Material to process.
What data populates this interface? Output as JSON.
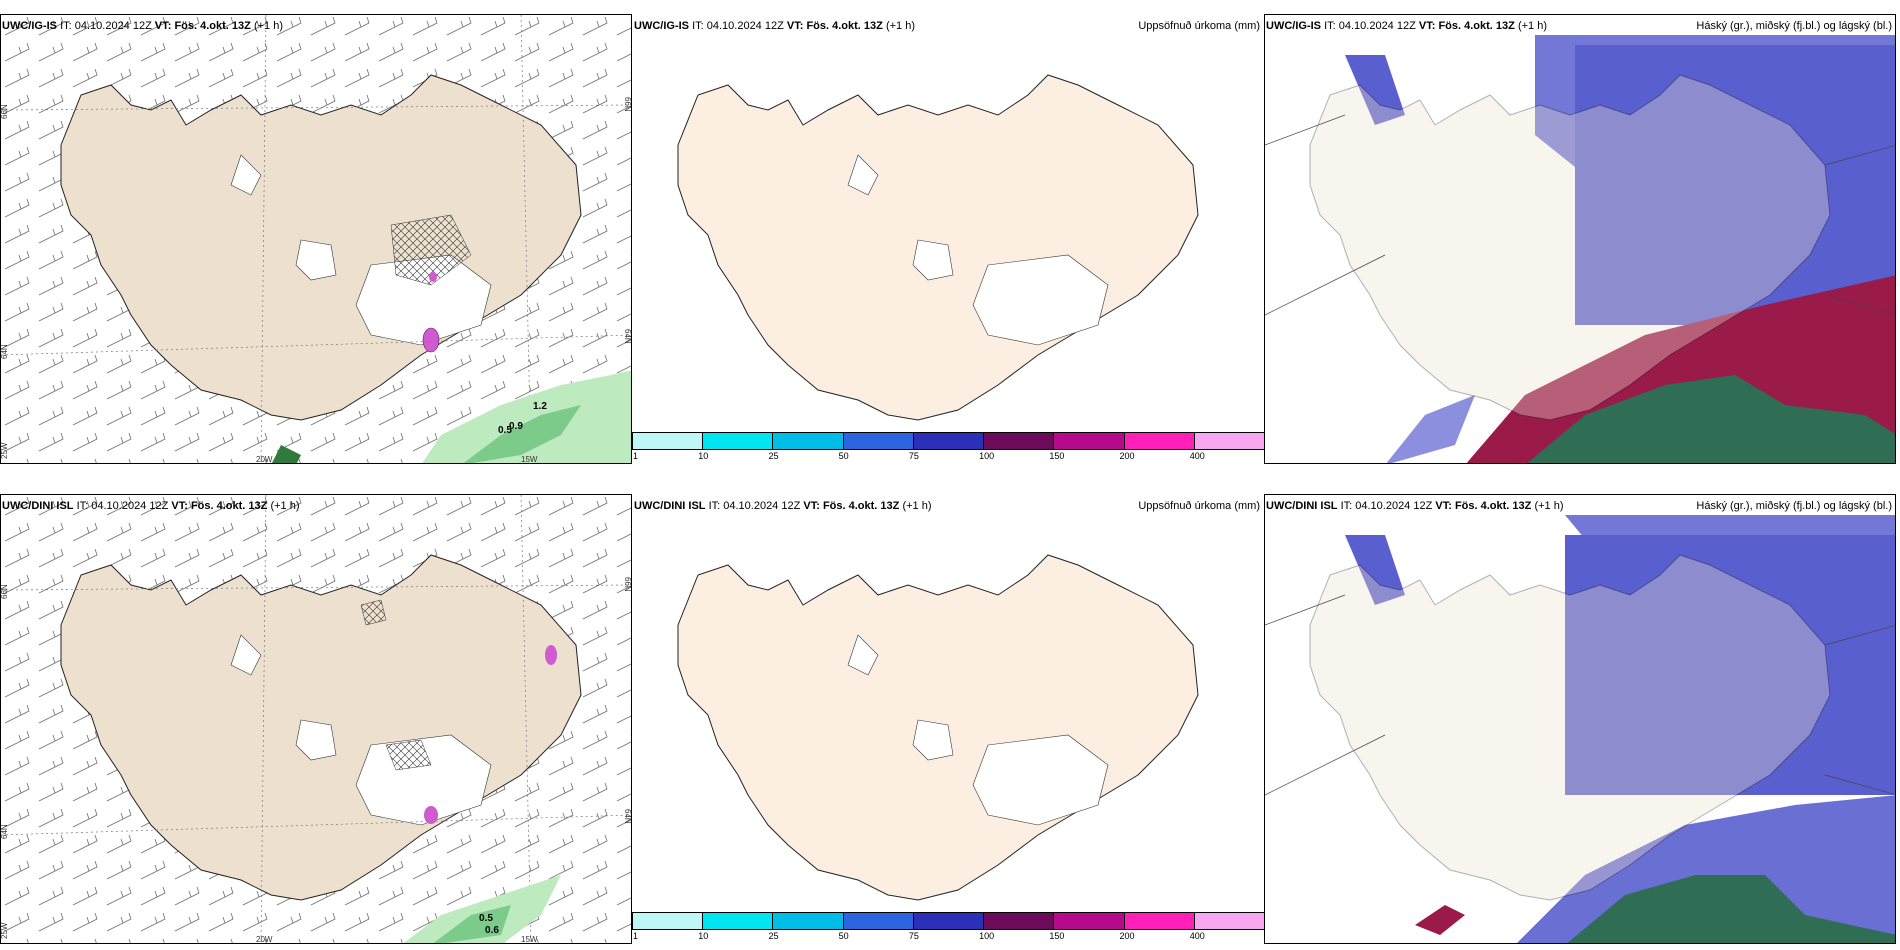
{
  "rows": [
    {
      "model": "UWC/IG-IS",
      "it_label": "IT:",
      "it_value": "04.10.2024 12Z",
      "vt_label": "VT:",
      "vt_value": "Fös. 4.okt. 13Z",
      "lead": "(+1 h)",
      "wind_values": [
        "0.5",
        "0.9",
        "1.2"
      ]
    },
    {
      "model": "UWC/DINI ISL",
      "it_label": "IT:",
      "it_value": "04.10.2024 12Z",
      "vt_label": "VT:",
      "vt_value": "Fös. 4.okt. 13Z",
      "lead": "(+1 h)",
      "wind_values": [
        "0.5",
        "0.6"
      ]
    }
  ],
  "precip_title": "Uppsöfnuð úrkoma (mm)",
  "cloud_title": "Háský (gr.), miðský (fj.bl.) og lágský (bl.)",
  "axis": {
    "lat_left_top": "66N",
    "lat_left_mid": "64N",
    "lat_left_bottom": "65N",
    "lat_right_top": "66N",
    "lat_right_mid": "64N",
    "lon_left": "20W",
    "lon_right": "15W",
    "lat_corner": "25W"
  },
  "colorbar": {
    "ticks": [
      "1",
      "10",
      "25",
      "50",
      "75",
      "100",
      "150",
      "200",
      "400"
    ],
    "colors": [
      "#bff6f8",
      "#00e5ef",
      "#00bde8",
      "#2f64e0",
      "#2c2fb8",
      "#6d0a5a",
      "#b50b8a",
      "#ff1fb9",
      "#f7a6f0"
    ]
  },
  "colors": {
    "land": "#ede0cf",
    "land_precip": "#fcefe2",
    "ocean": "#ffffff",
    "cloud_high": "#5a5fcf",
    "cloud_mid": "#9a1a4a",
    "cloud_low": "#2f6e55",
    "precip_green": "#8fdb9a"
  }
}
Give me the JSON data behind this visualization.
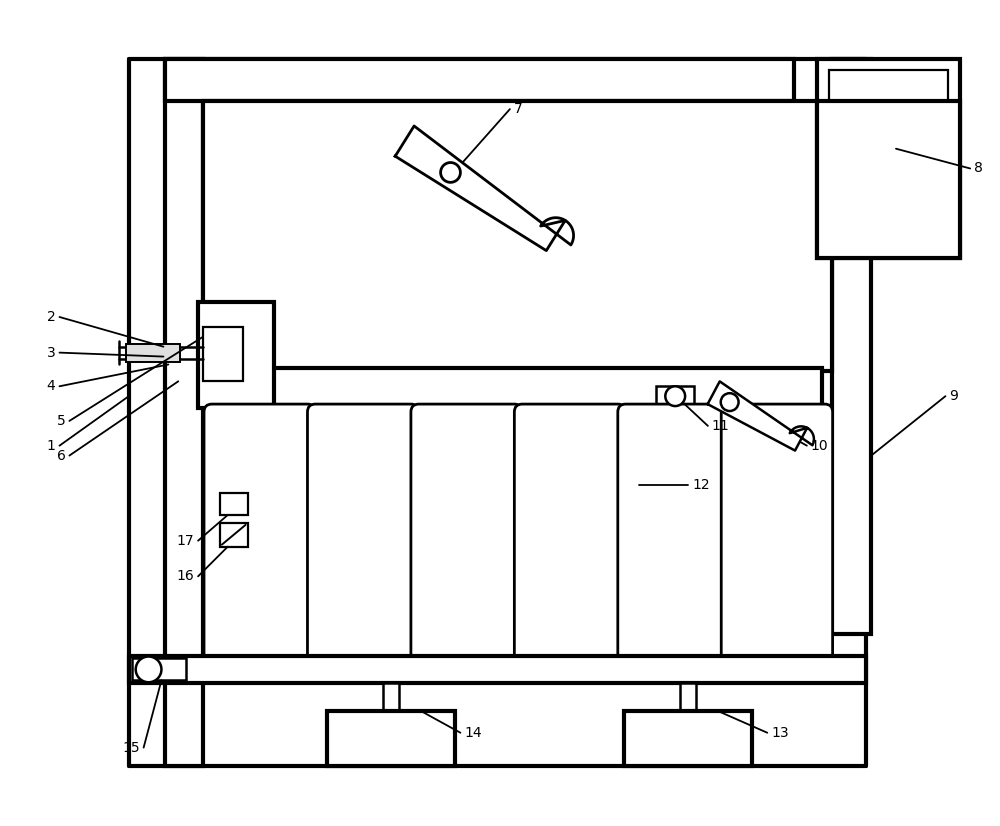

Written instruction.
Leave out the pictures and reproduce the rest of the listing exactly.

Written answer.
What data populates this interface? Output as JSON.
{
  "rows": [
    {
      "model": "UWC/IG-IS",
      "it_label": "IT:",
      "it_value": "04.10.2024 12Z",
      "vt_label": "VT:",
      "vt_value": "Fös. 4.okt. 13Z",
      "lead": "(+1 h)",
      "wind_values": [
        "0.5",
        "0.9",
        "1.2"
      ]
    },
    {
      "model": "UWC/DINI ISL",
      "it_label": "IT:",
      "it_value": "04.10.2024 12Z",
      "vt_label": "VT:",
      "vt_value": "Fös. 4.okt. 13Z",
      "lead": "(+1 h)",
      "wind_values": [
        "0.5",
        "0.6"
      ]
    }
  ],
  "precip_title": "Uppsöfnuð úrkoma (mm)",
  "cloud_title": "Háský (gr.), miðský (fj.bl.) og lágský (bl.)",
  "axis": {
    "lat_left_top": "66N",
    "lat_left_mid": "64N",
    "lat_left_bottom": "65N",
    "lat_right_top": "66N",
    "lat_right_mid": "64N",
    "lon_left": "20W",
    "lon_right": "15W",
    "lat_corner": "25W"
  },
  "colorbar": {
    "ticks": [
      "1",
      "10",
      "25",
      "50",
      "75",
      "100",
      "150",
      "200",
      "400"
    ],
    "colors": [
      "#bff6f8",
      "#00e5ef",
      "#00bde8",
      "#2f64e0",
      "#2c2fb8",
      "#6d0a5a",
      "#b50b8a",
      "#ff1fb9",
      "#f7a6f0"
    ]
  },
  "colors": {
    "land": "#ede0cf",
    "land_precip": "#fcefe2",
    "ocean": "#ffffff",
    "cloud_high": "#5a5fcf",
    "cloud_mid": "#9a1a4a",
    "cloud_low": "#2f6e55",
    "precip_green": "#8fdb9a"
  }
}
Give me the JSON data behind this visualization.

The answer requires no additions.